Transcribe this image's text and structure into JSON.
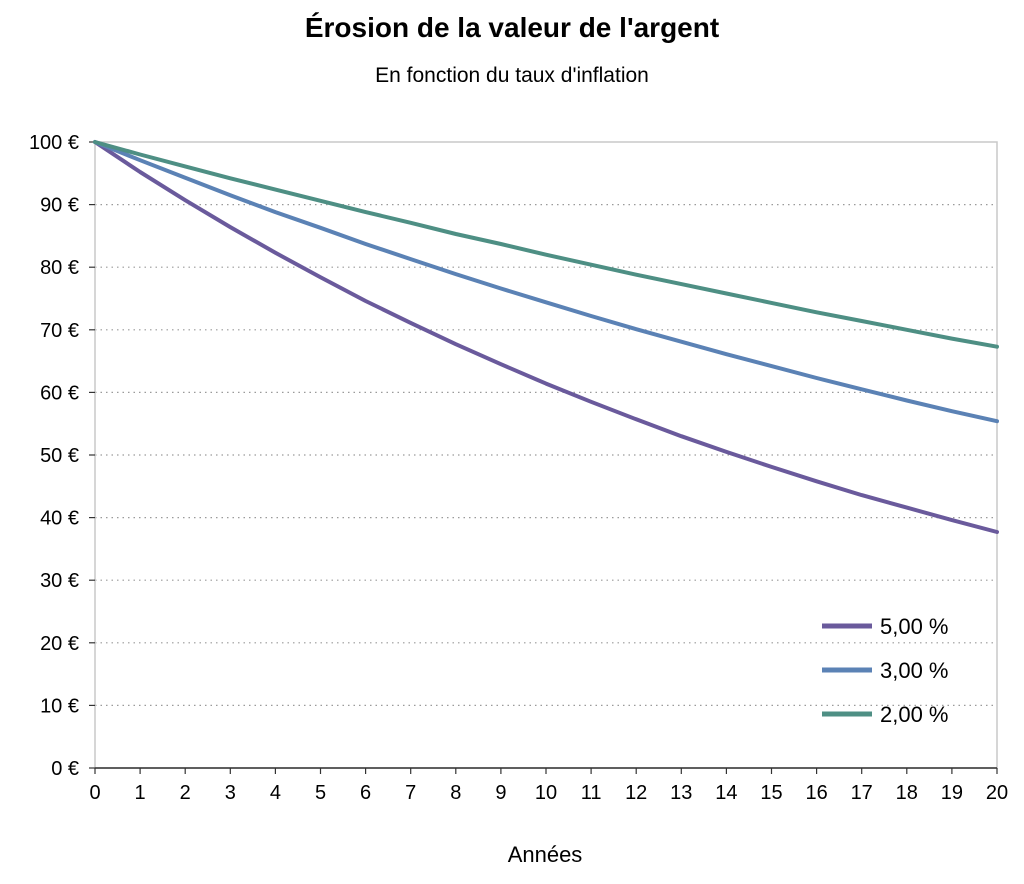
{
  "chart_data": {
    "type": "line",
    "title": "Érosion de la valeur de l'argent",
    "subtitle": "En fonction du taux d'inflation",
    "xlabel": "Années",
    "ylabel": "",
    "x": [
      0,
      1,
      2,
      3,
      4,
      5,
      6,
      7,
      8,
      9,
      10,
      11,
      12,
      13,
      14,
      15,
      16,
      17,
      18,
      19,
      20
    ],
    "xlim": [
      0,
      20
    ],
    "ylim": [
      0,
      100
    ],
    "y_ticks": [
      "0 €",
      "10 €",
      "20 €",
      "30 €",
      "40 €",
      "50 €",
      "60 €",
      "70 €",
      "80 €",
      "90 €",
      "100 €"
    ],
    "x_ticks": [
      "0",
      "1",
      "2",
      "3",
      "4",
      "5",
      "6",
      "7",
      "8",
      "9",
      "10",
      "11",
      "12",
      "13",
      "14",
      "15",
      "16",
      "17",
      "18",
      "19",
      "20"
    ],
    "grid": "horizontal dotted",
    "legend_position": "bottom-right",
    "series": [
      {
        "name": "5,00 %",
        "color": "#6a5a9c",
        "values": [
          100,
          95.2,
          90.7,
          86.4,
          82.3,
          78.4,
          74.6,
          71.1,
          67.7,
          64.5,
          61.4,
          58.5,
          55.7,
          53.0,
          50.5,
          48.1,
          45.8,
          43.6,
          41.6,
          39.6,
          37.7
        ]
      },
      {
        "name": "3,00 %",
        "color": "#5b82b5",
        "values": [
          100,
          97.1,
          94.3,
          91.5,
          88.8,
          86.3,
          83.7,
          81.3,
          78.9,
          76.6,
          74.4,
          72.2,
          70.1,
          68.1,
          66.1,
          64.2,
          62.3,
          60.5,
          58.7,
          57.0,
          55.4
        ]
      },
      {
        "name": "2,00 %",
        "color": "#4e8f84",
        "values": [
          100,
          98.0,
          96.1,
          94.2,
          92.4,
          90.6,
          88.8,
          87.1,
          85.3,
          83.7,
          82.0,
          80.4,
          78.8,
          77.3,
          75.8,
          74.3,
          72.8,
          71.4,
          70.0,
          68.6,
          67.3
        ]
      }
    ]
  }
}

__Problem to work on__. Make an exact copy of every entry above, minus the images.

__Complete output__.
Transcribe this image's text and structure into JSON.
{
  "chart_data": {
    "type": "line",
    "title": "Érosion de la valeur de l'argent",
    "subtitle": "En fonction du taux d'inflation",
    "xlabel": "Années",
    "ylabel": "",
    "x": [
      0,
      1,
      2,
      3,
      4,
      5,
      6,
      7,
      8,
      9,
      10,
      11,
      12,
      13,
      14,
      15,
      16,
      17,
      18,
      19,
      20
    ],
    "xlim": [
      0,
      20
    ],
    "ylim": [
      0,
      100
    ],
    "y_ticks": [
      "0 €",
      "10 €",
      "20 €",
      "30 €",
      "40 €",
      "50 €",
      "60 €",
      "70 €",
      "80 €",
      "90 €",
      "100 €"
    ],
    "x_ticks": [
      "0",
      "1",
      "2",
      "3",
      "4",
      "5",
      "6",
      "7",
      "8",
      "9",
      "10",
      "11",
      "12",
      "13",
      "14",
      "15",
      "16",
      "17",
      "18",
      "19",
      "20"
    ],
    "grid": "horizontal dotted",
    "legend_position": "bottom-right",
    "series": [
      {
        "name": "5,00 %",
        "color": "#6a5a9c",
        "values": [
          100,
          95.2,
          90.7,
          86.4,
          82.3,
          78.4,
          74.6,
          71.1,
          67.7,
          64.5,
          61.4,
          58.5,
          55.7,
          53.0,
          50.5,
          48.1,
          45.8,
          43.6,
          41.6,
          39.6,
          37.7
        ]
      },
      {
        "name": "3,00 %",
        "color": "#5b82b5",
        "values": [
          100,
          97.1,
          94.3,
          91.5,
          88.8,
          86.3,
          83.7,
          81.3,
          78.9,
          76.6,
          74.4,
          72.2,
          70.1,
          68.1,
          66.1,
          64.2,
          62.3,
          60.5,
          58.7,
          57.0,
          55.4
        ]
      },
      {
        "name": "2,00 %",
        "color": "#4e8f84",
        "values": [
          100,
          98.0,
          96.1,
          94.2,
          92.4,
          90.6,
          88.8,
          87.1,
          85.3,
          83.7,
          82.0,
          80.4,
          78.8,
          77.3,
          75.8,
          74.3,
          72.8,
          71.4,
          70.0,
          68.6,
          67.3
        ]
      }
    ]
  }
}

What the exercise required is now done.